>> BEGIN

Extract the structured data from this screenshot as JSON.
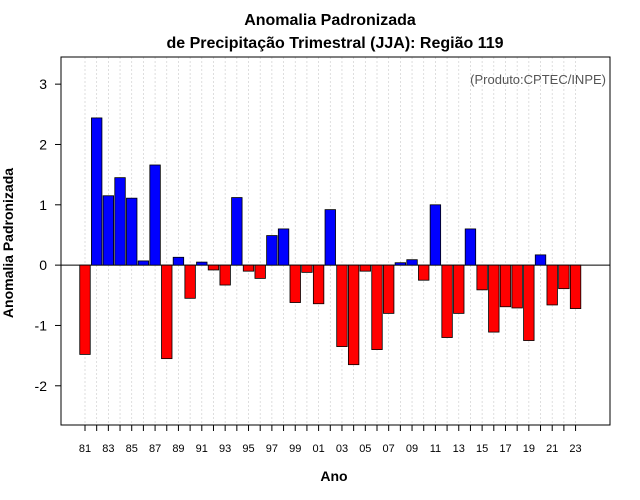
{
  "chart_data": {
    "type": "bar",
    "title": "Anomalia Padronizada",
    "subtitle": "de Precipitação Trimestral (JJA): Região 119",
    "xlabel": "Ano",
    "ylabel": "Anomalia Padronizada",
    "annotation": "(Produto:CPTEC/INPE)",
    "ylim": [
      -2.65,
      3.45
    ],
    "yticks": [
      "-2",
      "-1",
      "0",
      "1",
      "2",
      "3"
    ],
    "ytick_values": [
      -2,
      -1,
      0,
      1,
      2,
      3
    ],
    "grid": true,
    "categories": [
      "81",
      "82",
      "83",
      "84",
      "85",
      "86",
      "87",
      "88",
      "89",
      "90",
      "91",
      "92",
      "93",
      "94",
      "95",
      "96",
      "97",
      "98",
      "99",
      "00",
      "01",
      "02",
      "03",
      "04",
      "05",
      "06",
      "07",
      "08",
      "09",
      "10",
      "11",
      "12",
      "13",
      "14",
      "15",
      "16",
      "17",
      "18",
      "19",
      "20",
      "21",
      "22",
      "23"
    ],
    "xtick_labels": [
      "81",
      "83",
      "85",
      "87",
      "89",
      "91",
      "93",
      "95",
      "97",
      "99",
      "01",
      "03",
      "05",
      "07",
      "09",
      "11",
      "13",
      "15",
      "17",
      "19",
      "21",
      "23"
    ],
    "values": [
      -1.48,
      2.44,
      1.15,
      1.45,
      1.11,
      0.07,
      1.66,
      -1.55,
      0.13,
      -0.55,
      0.05,
      -0.08,
      -0.33,
      1.12,
      -0.1,
      -0.22,
      0.49,
      0.6,
      -0.62,
      -0.12,
      -0.64,
      0.92,
      -1.35,
      -1.65,
      -0.1,
      -1.4,
      -0.8,
      0.04,
      0.09,
      -0.25,
      1.0,
      -1.2,
      -0.8,
      0.6,
      -0.41,
      -1.11,
      -0.69,
      -0.71,
      -1.25,
      0.17,
      -0.66,
      -0.39,
      -0.72
    ],
    "colors": {
      "positive": "#0000ff",
      "negative": "#ff0000",
      "outline": "#000000",
      "grid": "#d0d0d0"
    }
  }
}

>> END

## Problem to work on
Across the records, how many lines contain "Anomalia"? Only the number should be given.

## Complete output
2